Chinese food delivery giants, including Eleme and Meituan, have been exploring the local services market, delivering a variety of retail goods and offering door-to-door services such as manicures, hairdressing and domestic services to customers.
A courier from Eleme, an online food delivery platform, picks up books ordered by a client from a Xinhua Bookstore outlet in Shanghai. (Photo by Ding Ting/Xinhua)
As a result, in addition to food delivery, Chinese couriers are now also running all kinds of errands from buying bottled water or vegetables for customers, to queuing up and delivering medicine.
“Apart from buying vegetables and cigarettes for customers, I’ve also put out the trash and delivered fresh flowers for them,” said a courier surnamed Ding, who is over 60 years old and has more than five years of experience working in the food delivery sector.
“I mainly take orders for takeout food at noon and in the evening, and also errand-running orders during the off-peak period for food delivery,” Ding noted, adding that he has received more errand-running orders in recent years, mainly for delivering medicine and buying vegetables and daily necessities for customers.
Eleme recently updated its app and announced its expansion to local services. According to an executive from the company, the move is underpinned by growing demand for these services from consumers.
In 2019, the total trade volume of China’s internet-based consumer services market exceeded 2 trillion yuan, an increase of 45.3 percent year on year, according to an industrial report.
“Local services are very lucrative,” said Chen Liteng, an analyst from the China E-Commerce Research Center.
The recent expansion by China’s food delivery behemoths has intensified the fierce competition in the country’s local services market.

→ **Information supplied**
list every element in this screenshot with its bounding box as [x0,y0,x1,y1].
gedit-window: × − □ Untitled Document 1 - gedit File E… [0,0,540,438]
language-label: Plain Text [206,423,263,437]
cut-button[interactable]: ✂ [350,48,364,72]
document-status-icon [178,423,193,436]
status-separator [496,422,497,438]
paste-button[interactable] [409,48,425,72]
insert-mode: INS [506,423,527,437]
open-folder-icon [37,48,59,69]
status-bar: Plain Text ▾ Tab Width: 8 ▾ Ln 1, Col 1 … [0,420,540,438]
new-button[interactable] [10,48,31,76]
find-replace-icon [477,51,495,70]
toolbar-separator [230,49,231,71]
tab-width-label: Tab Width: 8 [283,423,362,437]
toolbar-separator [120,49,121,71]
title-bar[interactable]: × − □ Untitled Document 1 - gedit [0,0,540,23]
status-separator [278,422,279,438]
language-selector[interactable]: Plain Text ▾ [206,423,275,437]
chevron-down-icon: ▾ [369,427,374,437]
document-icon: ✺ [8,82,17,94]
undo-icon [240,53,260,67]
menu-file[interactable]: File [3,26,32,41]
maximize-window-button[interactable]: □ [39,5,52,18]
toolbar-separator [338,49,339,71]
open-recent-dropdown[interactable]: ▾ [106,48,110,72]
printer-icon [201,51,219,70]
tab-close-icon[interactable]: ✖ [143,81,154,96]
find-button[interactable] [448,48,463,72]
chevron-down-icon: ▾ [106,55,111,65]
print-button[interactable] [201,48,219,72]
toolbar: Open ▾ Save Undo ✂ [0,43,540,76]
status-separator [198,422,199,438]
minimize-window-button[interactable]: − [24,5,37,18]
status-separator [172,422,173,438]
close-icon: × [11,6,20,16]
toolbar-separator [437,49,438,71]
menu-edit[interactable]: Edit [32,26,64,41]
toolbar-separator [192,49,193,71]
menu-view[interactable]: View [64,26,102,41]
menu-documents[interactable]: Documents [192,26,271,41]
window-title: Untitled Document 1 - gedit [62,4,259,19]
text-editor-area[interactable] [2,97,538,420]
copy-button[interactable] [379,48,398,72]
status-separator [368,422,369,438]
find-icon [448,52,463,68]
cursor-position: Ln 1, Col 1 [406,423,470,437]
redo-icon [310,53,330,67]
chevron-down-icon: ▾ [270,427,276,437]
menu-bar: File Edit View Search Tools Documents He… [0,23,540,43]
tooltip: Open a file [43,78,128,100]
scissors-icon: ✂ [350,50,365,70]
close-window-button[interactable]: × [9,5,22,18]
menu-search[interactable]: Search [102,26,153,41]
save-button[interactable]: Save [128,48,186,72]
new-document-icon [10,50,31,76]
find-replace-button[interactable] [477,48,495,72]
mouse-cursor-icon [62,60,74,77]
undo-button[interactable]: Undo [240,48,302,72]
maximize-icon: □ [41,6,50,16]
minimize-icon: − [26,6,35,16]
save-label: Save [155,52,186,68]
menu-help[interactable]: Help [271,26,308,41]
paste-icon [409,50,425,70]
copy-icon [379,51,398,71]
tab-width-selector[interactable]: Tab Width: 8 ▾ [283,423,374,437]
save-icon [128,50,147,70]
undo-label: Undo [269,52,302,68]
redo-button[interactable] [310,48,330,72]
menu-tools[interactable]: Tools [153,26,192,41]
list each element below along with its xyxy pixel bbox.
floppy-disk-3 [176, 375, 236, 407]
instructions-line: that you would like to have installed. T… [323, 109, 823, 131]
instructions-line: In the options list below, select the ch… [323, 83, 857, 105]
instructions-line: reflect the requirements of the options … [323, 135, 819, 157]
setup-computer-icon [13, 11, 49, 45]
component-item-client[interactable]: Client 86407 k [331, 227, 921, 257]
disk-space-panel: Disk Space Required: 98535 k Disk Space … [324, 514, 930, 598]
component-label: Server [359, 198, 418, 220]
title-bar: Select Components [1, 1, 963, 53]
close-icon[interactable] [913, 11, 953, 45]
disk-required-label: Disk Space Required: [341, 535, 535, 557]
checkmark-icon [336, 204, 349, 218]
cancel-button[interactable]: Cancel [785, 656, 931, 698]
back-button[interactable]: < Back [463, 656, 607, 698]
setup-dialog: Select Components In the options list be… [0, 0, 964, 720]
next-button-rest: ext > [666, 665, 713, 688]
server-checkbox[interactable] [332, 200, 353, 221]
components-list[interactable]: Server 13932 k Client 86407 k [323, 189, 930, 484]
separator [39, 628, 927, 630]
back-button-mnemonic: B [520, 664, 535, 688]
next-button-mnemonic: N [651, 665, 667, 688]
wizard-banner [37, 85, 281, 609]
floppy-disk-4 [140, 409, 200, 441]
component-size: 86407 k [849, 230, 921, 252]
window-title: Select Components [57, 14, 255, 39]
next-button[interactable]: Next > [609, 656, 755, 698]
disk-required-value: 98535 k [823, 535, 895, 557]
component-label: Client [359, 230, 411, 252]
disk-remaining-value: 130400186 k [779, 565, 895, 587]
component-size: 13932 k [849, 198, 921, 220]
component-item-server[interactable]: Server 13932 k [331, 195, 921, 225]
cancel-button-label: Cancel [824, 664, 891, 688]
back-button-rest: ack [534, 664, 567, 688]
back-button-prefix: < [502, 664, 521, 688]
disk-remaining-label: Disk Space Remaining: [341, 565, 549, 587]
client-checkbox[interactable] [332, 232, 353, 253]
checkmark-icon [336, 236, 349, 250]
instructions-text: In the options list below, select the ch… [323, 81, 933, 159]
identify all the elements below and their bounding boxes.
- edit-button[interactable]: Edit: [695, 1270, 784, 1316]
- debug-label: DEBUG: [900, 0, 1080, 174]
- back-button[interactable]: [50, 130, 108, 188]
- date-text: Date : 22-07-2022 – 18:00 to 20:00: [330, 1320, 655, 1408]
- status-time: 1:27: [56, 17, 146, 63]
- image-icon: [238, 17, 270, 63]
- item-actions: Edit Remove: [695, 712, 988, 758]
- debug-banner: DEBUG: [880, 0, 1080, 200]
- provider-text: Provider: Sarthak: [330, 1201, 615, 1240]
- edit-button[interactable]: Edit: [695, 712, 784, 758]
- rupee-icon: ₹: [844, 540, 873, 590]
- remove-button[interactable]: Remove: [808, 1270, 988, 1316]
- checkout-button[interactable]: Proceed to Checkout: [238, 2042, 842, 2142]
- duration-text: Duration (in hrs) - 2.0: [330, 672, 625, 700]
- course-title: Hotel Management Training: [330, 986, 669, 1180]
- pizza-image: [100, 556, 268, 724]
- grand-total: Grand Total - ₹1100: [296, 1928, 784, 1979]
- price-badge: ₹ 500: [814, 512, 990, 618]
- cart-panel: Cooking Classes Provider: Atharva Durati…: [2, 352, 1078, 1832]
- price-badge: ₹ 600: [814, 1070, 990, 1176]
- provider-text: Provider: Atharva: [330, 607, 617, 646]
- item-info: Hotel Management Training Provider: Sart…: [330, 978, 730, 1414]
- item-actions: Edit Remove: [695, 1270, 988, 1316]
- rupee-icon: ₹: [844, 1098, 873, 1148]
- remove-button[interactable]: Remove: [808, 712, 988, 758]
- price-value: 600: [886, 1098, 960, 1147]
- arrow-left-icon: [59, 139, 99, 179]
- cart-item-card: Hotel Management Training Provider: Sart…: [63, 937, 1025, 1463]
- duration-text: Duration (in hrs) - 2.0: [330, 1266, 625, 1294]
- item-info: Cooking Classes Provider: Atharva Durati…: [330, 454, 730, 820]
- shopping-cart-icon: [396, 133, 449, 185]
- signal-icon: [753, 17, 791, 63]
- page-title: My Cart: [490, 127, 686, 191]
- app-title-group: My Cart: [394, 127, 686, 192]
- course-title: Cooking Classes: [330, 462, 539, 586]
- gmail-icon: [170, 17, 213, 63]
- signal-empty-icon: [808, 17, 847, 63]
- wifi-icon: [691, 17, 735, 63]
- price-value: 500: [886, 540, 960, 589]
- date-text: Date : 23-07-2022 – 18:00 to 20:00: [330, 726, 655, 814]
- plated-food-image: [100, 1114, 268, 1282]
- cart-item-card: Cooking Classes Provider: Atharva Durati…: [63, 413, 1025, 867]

→ **Work task**
In the article about Chinese food delivery platforms, by what percentage did the total trade volume of China's internet-based consumer services market grow year on year in 2019?

→ **Solution**
45.3 percent